SHORT EXERCISE: Scan the following material for the string "可装备上限" and copy each line in which it appears.

begin

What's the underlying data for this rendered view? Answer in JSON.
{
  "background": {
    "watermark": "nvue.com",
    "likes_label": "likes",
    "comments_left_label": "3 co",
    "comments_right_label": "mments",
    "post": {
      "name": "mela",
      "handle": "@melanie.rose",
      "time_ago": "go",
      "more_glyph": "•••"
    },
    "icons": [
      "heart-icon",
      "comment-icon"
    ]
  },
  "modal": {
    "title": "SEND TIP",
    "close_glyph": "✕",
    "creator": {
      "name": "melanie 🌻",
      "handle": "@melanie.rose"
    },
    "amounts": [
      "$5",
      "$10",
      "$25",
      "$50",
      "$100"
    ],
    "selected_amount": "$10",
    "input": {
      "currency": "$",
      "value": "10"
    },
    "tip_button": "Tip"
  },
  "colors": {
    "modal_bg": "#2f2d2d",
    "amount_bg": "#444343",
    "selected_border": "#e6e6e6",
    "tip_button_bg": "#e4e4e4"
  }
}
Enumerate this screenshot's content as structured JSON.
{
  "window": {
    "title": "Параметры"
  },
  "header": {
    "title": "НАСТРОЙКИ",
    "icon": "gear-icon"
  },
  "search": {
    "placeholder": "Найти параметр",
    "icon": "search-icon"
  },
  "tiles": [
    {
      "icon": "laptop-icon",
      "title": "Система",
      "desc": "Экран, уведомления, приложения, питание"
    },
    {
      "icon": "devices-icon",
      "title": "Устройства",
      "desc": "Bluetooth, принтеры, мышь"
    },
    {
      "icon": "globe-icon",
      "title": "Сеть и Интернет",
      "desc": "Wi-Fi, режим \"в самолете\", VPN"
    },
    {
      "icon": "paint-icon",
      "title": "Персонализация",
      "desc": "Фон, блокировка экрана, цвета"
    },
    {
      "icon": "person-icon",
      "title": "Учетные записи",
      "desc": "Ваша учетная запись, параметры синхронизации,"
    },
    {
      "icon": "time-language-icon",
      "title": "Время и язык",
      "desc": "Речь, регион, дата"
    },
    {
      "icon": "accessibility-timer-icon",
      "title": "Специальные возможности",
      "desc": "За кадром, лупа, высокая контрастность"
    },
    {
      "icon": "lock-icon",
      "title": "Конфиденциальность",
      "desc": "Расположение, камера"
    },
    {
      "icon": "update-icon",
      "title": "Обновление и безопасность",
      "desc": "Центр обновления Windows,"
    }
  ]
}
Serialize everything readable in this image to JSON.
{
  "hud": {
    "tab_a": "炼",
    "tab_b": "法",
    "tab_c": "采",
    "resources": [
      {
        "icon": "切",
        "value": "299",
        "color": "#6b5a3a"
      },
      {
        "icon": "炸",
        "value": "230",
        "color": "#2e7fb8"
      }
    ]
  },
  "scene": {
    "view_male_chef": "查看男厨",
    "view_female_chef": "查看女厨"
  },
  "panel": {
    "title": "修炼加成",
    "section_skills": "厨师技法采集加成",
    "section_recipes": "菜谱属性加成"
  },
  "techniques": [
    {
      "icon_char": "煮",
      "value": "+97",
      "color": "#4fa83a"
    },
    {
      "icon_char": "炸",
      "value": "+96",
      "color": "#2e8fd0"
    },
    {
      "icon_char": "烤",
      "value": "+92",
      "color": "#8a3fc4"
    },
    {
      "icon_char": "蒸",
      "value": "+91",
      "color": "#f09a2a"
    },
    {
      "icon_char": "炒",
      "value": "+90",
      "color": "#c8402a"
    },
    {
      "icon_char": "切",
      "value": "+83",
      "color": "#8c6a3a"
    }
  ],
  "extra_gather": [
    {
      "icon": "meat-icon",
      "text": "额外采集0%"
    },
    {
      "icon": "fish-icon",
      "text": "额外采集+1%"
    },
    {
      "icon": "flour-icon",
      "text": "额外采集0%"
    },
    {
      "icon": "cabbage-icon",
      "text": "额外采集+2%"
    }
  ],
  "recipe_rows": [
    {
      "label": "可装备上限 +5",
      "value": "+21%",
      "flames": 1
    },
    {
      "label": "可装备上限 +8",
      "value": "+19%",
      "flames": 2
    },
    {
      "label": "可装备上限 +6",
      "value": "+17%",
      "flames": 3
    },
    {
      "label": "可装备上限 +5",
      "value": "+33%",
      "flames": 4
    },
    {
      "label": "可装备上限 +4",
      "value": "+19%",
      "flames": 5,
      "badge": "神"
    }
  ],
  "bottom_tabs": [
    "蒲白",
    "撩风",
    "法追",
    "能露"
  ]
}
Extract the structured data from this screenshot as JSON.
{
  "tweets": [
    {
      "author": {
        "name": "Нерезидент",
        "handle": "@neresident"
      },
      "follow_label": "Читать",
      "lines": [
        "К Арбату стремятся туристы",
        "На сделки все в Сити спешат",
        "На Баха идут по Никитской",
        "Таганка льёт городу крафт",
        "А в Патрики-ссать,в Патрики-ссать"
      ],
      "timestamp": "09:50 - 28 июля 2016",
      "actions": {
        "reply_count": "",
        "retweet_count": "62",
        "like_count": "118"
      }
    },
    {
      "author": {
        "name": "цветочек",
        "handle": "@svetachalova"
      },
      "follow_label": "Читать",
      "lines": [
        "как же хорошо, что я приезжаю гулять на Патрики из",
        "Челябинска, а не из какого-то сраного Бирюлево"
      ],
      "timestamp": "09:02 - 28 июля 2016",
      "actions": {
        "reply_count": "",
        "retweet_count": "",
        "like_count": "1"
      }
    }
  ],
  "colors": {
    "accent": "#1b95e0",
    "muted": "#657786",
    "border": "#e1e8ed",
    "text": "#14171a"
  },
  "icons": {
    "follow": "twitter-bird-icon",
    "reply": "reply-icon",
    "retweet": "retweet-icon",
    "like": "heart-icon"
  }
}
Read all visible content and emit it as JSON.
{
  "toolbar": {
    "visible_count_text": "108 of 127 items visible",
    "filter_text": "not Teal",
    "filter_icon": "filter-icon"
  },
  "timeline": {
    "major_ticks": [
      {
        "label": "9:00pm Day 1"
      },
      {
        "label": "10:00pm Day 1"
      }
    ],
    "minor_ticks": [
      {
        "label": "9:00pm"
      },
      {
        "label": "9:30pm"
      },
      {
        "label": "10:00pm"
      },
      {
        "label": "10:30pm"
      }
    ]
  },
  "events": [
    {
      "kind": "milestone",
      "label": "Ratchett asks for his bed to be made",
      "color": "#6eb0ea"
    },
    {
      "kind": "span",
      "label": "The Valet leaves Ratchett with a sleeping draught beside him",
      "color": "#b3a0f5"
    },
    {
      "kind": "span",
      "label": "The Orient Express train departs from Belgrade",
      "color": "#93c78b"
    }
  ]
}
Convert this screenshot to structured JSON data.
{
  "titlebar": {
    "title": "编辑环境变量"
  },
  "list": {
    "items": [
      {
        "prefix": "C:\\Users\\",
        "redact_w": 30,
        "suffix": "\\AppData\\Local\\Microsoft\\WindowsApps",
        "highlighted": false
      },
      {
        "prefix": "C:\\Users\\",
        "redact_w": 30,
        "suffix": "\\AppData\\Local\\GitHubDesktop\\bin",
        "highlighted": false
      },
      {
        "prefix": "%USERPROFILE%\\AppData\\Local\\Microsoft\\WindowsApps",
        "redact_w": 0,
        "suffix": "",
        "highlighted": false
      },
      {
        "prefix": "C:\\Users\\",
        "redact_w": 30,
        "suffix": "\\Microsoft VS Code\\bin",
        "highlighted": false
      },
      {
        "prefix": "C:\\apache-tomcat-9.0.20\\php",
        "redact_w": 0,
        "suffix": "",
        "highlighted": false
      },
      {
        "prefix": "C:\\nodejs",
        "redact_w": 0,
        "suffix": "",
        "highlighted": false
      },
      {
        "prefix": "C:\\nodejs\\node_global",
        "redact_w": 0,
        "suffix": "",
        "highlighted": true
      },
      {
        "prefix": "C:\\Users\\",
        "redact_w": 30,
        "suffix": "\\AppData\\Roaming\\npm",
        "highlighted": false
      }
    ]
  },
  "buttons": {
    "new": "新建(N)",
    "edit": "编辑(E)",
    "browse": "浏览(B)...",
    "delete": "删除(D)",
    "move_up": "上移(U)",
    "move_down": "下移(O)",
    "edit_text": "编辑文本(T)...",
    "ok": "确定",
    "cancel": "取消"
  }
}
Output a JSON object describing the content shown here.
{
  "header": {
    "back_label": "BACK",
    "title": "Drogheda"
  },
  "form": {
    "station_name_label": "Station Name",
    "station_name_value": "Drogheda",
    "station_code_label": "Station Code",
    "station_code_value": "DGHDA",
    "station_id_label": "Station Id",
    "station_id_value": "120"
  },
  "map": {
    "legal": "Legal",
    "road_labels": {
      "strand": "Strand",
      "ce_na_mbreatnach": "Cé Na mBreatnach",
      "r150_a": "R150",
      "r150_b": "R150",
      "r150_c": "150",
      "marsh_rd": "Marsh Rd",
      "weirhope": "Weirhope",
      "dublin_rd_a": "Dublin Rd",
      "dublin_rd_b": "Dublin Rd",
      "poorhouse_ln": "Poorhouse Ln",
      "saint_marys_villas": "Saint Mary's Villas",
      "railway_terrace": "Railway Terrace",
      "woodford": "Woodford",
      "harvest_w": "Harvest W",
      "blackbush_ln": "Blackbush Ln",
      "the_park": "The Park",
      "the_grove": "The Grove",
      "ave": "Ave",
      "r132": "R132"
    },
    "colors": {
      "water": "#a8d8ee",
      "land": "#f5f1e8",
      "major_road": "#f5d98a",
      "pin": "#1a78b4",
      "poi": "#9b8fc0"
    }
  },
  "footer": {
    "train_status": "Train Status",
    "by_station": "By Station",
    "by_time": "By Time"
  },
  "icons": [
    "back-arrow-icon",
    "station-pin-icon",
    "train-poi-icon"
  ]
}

end

SOLUTION FOR THIS EXERCISE:
      "label": "可装备上限 +5",
      "label": "可装备上限 +8",
      "label": "可装备上限 +6",
      "label": "可装备上限 +5",
      "label": "可装备上限 +4",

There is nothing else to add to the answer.